GOAL:
Keep only the lines of the data below that contain "name", and copy them.

MATERIAL SUPPLIED:
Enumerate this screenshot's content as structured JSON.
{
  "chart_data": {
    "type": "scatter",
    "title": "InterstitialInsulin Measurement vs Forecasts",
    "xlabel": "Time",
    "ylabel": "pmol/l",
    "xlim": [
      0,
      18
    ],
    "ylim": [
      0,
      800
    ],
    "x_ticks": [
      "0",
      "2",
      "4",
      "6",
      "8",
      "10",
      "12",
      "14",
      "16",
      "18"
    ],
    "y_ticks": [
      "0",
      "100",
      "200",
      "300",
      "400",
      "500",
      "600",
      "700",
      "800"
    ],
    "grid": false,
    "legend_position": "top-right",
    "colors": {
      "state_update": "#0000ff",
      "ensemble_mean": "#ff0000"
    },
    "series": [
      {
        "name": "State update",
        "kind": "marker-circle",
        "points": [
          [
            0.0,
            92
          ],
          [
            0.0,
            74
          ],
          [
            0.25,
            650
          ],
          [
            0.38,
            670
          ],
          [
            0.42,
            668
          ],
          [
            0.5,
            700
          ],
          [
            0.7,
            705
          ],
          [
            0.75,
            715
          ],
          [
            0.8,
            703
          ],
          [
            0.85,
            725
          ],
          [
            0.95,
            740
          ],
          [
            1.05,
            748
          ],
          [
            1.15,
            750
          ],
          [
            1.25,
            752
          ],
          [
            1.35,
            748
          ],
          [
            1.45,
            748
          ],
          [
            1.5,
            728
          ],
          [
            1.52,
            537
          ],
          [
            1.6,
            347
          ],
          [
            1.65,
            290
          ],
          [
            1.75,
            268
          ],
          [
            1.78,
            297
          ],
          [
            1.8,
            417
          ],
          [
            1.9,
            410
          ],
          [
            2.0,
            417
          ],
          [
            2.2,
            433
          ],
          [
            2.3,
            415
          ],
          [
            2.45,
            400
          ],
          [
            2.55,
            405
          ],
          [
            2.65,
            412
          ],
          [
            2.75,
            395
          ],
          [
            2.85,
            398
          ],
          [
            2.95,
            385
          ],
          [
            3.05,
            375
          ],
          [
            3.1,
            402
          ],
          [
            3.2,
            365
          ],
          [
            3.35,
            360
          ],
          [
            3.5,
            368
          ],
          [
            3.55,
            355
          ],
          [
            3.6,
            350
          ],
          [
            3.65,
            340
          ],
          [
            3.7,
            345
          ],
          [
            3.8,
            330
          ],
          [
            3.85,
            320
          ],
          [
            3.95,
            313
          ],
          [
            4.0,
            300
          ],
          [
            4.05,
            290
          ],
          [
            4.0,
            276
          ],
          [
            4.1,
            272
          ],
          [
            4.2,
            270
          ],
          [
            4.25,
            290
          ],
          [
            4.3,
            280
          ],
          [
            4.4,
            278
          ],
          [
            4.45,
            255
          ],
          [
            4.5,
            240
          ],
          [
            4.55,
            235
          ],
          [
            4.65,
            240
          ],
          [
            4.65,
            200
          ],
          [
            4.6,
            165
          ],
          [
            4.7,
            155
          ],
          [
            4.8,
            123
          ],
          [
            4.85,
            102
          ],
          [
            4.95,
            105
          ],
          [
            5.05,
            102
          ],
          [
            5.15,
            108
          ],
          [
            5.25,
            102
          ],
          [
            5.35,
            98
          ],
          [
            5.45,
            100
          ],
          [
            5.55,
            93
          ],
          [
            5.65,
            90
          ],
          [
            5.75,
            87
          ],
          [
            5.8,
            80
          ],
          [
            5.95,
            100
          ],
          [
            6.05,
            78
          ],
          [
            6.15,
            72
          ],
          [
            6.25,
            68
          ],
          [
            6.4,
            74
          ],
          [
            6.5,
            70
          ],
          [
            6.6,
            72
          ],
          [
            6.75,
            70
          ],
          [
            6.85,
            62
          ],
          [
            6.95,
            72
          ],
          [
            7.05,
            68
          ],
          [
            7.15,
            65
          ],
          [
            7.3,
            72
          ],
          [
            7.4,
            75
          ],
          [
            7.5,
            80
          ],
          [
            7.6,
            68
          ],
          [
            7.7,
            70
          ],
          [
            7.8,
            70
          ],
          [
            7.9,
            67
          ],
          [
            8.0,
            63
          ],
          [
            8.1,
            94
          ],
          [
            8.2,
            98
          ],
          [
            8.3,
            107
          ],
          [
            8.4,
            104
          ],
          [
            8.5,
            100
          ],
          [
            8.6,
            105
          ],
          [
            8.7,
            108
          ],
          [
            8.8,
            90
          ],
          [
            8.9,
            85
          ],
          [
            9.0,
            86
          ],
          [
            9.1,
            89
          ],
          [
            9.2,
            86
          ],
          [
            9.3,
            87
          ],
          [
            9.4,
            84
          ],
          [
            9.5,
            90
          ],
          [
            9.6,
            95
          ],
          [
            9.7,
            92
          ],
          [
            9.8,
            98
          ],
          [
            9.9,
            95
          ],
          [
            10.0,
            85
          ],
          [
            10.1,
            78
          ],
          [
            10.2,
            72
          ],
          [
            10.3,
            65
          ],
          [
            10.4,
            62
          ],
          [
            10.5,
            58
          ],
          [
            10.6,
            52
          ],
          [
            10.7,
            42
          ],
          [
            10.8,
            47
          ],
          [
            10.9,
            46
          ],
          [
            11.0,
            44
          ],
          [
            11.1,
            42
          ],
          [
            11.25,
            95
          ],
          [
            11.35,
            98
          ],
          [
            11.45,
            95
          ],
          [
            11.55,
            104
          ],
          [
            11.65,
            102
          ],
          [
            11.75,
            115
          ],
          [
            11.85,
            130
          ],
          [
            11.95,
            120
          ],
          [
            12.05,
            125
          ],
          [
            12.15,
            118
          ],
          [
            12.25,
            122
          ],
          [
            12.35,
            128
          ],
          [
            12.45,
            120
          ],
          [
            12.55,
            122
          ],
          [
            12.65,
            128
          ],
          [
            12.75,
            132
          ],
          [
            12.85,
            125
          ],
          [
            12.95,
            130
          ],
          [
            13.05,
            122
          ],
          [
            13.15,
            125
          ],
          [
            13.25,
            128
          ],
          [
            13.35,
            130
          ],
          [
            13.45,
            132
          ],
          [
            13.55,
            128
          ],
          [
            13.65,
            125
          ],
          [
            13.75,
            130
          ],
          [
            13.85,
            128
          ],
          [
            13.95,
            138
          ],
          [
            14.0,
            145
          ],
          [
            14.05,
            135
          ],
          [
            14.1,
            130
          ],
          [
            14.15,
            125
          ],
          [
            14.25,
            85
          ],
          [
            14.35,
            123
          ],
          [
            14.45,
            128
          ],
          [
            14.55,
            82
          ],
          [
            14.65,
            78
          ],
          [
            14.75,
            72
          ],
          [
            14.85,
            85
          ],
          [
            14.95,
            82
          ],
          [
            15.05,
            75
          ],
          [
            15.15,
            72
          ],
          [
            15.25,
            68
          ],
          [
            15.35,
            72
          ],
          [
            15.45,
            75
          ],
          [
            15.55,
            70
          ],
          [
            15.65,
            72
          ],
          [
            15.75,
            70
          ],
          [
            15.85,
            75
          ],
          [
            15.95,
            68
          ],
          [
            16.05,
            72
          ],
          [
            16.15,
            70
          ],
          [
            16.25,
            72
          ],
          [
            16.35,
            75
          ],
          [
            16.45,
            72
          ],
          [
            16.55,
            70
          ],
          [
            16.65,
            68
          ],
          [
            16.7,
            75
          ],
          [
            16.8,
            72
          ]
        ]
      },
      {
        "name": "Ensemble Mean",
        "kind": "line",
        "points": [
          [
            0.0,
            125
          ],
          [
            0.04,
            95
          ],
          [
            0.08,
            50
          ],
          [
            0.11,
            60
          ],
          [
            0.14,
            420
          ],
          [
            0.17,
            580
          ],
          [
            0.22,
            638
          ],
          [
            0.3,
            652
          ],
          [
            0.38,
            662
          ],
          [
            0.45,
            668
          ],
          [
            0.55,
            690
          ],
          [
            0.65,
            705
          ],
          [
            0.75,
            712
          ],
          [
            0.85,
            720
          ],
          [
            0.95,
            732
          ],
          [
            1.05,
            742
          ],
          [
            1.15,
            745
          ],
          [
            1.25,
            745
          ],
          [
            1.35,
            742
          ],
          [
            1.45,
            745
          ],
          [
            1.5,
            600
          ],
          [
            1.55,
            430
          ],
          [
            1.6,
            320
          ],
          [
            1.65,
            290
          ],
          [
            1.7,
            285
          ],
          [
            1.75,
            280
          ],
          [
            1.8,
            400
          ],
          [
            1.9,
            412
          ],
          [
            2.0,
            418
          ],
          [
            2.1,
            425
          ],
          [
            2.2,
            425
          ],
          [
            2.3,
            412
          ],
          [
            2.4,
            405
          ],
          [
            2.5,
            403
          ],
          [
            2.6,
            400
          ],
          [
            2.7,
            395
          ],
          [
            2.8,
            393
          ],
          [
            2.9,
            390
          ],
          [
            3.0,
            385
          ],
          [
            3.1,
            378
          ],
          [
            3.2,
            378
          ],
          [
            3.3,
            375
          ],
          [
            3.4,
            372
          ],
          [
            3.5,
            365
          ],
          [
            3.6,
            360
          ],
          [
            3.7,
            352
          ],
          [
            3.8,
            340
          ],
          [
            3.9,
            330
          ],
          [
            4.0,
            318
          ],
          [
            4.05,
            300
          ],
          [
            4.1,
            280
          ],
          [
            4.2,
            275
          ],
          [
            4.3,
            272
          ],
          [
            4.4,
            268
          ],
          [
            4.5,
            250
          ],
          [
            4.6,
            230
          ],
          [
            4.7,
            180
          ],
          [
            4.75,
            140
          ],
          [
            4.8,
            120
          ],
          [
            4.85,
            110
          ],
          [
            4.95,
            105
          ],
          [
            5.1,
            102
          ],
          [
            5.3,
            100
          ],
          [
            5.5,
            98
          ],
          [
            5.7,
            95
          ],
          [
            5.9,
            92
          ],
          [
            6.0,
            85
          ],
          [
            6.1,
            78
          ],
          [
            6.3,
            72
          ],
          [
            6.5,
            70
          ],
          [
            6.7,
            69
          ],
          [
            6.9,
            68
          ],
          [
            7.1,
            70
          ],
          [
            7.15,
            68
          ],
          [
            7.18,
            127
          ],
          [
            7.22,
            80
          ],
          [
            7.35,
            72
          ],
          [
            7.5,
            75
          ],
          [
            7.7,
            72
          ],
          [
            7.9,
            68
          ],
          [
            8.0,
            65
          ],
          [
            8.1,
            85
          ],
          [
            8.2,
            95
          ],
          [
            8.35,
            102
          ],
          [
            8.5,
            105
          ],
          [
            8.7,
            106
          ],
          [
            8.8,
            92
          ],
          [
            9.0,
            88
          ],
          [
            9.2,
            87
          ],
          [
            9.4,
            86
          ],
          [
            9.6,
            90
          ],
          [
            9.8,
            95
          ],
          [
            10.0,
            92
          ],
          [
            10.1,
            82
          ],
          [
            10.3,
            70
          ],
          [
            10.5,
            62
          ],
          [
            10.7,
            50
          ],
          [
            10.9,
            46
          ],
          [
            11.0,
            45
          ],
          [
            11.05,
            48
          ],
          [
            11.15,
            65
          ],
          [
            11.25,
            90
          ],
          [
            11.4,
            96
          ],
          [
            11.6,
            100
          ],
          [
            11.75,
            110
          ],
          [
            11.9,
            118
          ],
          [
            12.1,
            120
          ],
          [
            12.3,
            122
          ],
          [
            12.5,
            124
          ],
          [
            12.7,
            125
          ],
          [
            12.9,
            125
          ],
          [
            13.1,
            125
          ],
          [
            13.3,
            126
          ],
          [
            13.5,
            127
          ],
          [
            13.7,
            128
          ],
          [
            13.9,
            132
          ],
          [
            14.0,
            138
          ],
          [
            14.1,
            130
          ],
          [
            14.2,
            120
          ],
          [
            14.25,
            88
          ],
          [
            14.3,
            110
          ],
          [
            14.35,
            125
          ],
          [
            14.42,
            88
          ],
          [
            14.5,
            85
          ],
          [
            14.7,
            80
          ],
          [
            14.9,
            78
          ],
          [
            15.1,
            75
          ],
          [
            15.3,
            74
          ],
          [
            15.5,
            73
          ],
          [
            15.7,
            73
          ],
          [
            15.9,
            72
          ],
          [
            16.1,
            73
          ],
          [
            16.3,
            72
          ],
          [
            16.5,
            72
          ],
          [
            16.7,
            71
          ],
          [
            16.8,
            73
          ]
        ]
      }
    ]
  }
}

SOLUTION BELOW:
        "name": "State update",
        "name": "Ensemble Mean",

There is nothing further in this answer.